## START Data for the task
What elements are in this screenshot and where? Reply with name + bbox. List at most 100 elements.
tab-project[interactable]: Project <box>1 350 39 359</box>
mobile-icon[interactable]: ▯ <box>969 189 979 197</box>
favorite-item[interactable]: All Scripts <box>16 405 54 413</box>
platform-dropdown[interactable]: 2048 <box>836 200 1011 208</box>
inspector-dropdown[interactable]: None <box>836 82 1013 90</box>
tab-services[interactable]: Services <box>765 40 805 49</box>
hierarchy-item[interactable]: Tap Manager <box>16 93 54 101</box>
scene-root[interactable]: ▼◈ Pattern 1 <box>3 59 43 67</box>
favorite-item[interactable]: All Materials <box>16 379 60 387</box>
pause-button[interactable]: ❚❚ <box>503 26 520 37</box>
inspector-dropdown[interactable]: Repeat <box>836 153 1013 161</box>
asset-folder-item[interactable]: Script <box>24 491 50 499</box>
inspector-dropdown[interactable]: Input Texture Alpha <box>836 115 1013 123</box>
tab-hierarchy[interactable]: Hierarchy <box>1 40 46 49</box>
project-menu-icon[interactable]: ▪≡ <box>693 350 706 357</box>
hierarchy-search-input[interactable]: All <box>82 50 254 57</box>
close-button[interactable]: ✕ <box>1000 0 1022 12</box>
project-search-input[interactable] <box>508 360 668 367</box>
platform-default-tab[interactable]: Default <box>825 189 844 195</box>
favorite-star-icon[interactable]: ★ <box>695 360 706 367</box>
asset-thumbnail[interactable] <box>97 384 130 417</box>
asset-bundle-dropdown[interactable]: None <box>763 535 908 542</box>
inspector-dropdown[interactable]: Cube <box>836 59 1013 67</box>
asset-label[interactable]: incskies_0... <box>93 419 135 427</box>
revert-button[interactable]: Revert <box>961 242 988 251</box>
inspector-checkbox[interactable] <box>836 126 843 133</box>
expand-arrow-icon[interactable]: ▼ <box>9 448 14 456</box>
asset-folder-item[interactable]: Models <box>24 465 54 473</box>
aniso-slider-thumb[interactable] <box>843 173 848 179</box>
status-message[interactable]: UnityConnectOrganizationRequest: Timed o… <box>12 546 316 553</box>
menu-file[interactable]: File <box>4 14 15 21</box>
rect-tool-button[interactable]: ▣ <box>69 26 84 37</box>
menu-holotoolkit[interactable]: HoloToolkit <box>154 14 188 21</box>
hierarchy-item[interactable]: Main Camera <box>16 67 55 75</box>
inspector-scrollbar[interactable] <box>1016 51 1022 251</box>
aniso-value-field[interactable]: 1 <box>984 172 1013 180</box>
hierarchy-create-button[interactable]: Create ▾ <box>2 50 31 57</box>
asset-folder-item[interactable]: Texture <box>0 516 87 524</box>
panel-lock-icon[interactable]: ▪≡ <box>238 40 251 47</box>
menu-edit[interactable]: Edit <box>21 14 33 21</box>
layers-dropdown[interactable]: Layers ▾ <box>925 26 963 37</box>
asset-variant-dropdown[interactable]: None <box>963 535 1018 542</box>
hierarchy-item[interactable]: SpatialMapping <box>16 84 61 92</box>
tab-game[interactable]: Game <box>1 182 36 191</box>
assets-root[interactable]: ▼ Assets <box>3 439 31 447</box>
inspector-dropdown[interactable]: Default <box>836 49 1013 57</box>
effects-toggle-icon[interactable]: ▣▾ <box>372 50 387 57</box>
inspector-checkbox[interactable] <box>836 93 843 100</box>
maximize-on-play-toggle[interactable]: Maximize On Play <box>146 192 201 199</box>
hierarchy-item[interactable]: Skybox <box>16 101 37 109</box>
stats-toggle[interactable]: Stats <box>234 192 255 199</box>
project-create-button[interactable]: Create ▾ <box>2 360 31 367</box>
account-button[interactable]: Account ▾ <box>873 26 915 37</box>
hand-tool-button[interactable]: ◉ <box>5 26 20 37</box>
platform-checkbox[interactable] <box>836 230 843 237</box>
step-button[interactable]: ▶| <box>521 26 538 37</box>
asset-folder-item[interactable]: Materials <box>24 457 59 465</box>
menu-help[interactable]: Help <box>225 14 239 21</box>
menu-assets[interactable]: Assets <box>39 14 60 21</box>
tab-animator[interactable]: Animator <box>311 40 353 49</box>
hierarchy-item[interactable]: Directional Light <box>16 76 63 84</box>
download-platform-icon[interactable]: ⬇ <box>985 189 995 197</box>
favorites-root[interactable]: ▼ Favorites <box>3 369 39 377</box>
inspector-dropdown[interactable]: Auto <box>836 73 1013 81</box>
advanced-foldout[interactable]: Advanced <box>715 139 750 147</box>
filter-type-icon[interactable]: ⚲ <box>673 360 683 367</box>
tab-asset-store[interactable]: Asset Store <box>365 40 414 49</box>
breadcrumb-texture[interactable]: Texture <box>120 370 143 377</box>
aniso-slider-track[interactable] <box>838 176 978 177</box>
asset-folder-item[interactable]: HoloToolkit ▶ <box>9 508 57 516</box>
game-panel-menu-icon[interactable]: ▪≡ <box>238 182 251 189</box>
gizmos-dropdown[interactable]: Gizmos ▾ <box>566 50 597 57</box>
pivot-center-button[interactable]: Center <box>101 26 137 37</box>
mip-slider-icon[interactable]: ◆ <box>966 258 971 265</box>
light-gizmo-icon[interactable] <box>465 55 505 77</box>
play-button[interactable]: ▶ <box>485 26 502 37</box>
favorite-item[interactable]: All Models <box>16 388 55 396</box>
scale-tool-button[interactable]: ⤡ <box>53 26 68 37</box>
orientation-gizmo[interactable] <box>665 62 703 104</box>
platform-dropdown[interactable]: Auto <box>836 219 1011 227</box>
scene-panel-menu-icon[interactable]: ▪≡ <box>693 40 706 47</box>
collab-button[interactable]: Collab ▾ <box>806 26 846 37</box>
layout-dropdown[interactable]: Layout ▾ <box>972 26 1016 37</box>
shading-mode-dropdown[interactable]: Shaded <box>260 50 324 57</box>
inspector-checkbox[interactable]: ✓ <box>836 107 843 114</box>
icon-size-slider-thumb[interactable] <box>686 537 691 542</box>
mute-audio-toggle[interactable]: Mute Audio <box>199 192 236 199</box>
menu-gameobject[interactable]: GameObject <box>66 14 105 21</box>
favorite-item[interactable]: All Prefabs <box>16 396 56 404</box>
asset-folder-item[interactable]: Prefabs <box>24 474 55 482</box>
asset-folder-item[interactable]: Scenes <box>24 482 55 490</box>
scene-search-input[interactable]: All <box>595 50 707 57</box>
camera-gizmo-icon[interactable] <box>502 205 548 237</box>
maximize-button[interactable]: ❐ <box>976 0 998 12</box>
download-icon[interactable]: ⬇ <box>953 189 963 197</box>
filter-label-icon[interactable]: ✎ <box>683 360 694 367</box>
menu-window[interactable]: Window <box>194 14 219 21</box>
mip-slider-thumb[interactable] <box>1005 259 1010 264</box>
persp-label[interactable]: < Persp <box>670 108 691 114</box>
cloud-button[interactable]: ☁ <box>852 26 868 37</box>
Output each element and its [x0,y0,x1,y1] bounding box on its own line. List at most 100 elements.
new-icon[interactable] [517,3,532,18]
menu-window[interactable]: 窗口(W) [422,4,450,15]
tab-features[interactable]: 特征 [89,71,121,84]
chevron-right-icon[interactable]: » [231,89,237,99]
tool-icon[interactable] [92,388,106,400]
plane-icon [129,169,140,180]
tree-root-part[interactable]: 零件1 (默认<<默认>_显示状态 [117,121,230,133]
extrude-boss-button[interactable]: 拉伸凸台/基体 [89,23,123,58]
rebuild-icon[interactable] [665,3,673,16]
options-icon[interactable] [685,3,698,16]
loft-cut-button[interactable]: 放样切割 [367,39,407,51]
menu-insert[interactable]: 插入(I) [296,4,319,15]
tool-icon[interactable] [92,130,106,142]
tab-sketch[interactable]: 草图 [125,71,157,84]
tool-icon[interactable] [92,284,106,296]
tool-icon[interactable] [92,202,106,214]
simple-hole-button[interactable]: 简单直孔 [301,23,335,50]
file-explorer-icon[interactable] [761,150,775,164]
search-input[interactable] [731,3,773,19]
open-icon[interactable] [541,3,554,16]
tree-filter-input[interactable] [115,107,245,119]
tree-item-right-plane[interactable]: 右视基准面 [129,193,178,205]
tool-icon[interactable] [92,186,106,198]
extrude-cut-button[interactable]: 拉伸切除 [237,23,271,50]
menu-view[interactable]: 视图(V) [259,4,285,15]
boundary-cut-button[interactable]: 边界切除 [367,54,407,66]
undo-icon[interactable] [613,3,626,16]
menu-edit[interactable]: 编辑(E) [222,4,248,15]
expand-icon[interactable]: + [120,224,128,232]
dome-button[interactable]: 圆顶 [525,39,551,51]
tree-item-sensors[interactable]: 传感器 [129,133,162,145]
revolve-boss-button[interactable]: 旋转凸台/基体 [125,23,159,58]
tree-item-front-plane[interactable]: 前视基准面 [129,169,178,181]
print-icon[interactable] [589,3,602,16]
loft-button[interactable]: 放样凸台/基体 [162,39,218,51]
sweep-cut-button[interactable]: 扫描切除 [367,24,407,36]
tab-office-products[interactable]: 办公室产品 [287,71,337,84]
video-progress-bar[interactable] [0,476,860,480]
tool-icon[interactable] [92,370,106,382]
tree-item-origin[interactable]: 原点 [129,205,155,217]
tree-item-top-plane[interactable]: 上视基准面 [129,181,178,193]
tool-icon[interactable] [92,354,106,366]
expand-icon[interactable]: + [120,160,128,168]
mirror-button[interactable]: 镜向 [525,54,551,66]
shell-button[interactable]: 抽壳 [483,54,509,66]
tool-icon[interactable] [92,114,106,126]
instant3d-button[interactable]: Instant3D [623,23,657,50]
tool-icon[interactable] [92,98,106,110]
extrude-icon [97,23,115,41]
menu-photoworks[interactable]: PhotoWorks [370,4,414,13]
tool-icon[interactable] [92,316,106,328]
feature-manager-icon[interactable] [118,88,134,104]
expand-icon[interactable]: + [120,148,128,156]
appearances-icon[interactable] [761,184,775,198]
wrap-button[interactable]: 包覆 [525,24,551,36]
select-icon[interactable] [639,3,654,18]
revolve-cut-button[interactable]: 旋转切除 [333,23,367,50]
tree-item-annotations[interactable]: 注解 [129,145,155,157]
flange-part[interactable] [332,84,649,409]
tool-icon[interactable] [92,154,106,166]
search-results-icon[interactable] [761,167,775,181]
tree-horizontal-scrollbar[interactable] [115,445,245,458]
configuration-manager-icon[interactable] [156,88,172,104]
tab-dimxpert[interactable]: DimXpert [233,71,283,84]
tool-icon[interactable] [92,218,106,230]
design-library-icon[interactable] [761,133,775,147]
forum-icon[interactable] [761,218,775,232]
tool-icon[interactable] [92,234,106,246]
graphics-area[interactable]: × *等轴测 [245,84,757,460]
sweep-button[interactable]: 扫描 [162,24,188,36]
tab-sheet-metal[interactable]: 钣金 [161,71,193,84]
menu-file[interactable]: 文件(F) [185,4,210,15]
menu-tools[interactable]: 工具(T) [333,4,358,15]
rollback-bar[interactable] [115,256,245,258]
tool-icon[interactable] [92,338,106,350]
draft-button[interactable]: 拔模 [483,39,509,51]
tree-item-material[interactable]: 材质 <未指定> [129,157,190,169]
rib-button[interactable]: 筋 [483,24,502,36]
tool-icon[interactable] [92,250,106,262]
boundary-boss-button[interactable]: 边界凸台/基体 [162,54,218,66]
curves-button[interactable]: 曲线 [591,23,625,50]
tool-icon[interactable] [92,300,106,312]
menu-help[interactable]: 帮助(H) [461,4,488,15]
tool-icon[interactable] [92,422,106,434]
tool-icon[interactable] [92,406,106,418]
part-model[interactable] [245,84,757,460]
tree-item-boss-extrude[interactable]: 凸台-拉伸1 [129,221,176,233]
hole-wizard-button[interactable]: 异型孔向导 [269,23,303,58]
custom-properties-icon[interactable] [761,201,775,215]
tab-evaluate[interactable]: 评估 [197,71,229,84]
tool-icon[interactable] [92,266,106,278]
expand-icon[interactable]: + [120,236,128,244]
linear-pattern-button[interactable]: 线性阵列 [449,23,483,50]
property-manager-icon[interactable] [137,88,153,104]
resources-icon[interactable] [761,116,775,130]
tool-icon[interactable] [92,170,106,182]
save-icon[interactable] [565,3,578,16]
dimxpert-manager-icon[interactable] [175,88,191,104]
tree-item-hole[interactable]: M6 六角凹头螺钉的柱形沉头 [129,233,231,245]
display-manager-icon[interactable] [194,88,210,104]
## END Data for the task
The exercise – Copy the material from its beginning down through the line containing "platform-dropdown[interactable]: 2048 <box>836", substituting "screen capture" for "screenshot" and leaving everything else unchanged.

Response to this task –
What elements are in this screen capture and where? Reply with name + bbox. List at most 100 elements.
tab-project[interactable]: Project <box>1 350 39 359</box>
mobile-icon[interactable]: ▯ <box>969 189 979 197</box>
favorite-item[interactable]: All Scripts <box>16 405 54 413</box>
platform-dropdown[interactable]: 2048 <box>836 200 1011 208</box>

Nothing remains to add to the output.